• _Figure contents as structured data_
::::
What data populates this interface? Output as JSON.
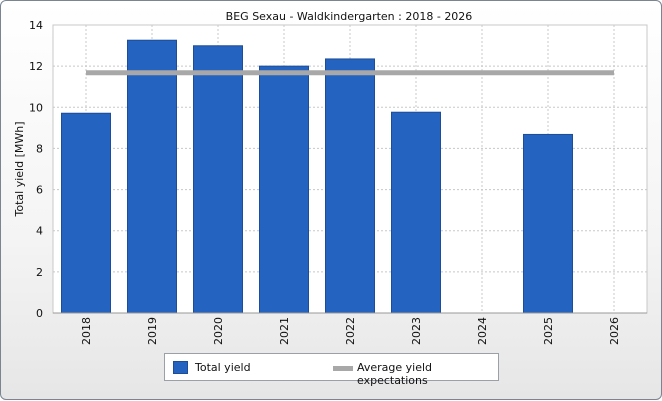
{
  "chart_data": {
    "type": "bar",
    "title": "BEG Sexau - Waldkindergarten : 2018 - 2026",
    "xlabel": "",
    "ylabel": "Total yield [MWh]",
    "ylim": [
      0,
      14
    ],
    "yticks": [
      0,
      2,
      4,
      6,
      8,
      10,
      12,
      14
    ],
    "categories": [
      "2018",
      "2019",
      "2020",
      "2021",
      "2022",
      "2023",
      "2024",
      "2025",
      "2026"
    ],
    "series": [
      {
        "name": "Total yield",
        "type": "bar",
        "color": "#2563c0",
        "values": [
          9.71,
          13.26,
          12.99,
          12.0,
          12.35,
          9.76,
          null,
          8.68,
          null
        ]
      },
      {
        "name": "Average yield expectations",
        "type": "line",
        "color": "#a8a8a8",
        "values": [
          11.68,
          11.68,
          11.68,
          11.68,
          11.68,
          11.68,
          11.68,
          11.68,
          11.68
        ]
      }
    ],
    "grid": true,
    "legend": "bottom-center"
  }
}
::::
• _Brief_
Omit every image. Quote each record exactly.

• _Result of the exercise_
What data populates this interface? Output as JSON.
{
  "chart_data": {
    "type": "bar",
    "title": "BEG Sexau - Waldkindergarten : 2018 - 2026",
    "xlabel": "",
    "ylabel": "Total yield [MWh]",
    "ylim": [
      0,
      14
    ],
    "yticks": [
      0,
      2,
      4,
      6,
      8,
      10,
      12,
      14
    ],
    "categories": [
      "2018",
      "2019",
      "2020",
      "2021",
      "2022",
      "2023",
      "2024",
      "2025",
      "2026"
    ],
    "series": [
      {
        "name": "Total yield",
        "type": "bar",
        "color": "#2563c0",
        "values": [
          9.71,
          13.26,
          12.99,
          12.0,
          12.35,
          9.76,
          null,
          8.68,
          null
        ]
      },
      {
        "name": "Average yield expectations",
        "type": "line",
        "color": "#a8a8a8",
        "values": [
          11.68,
          11.68,
          11.68,
          11.68,
          11.68,
          11.68,
          11.68,
          11.68,
          11.68
        ]
      }
    ],
    "grid": true,
    "legend": "bottom-center"
  }
}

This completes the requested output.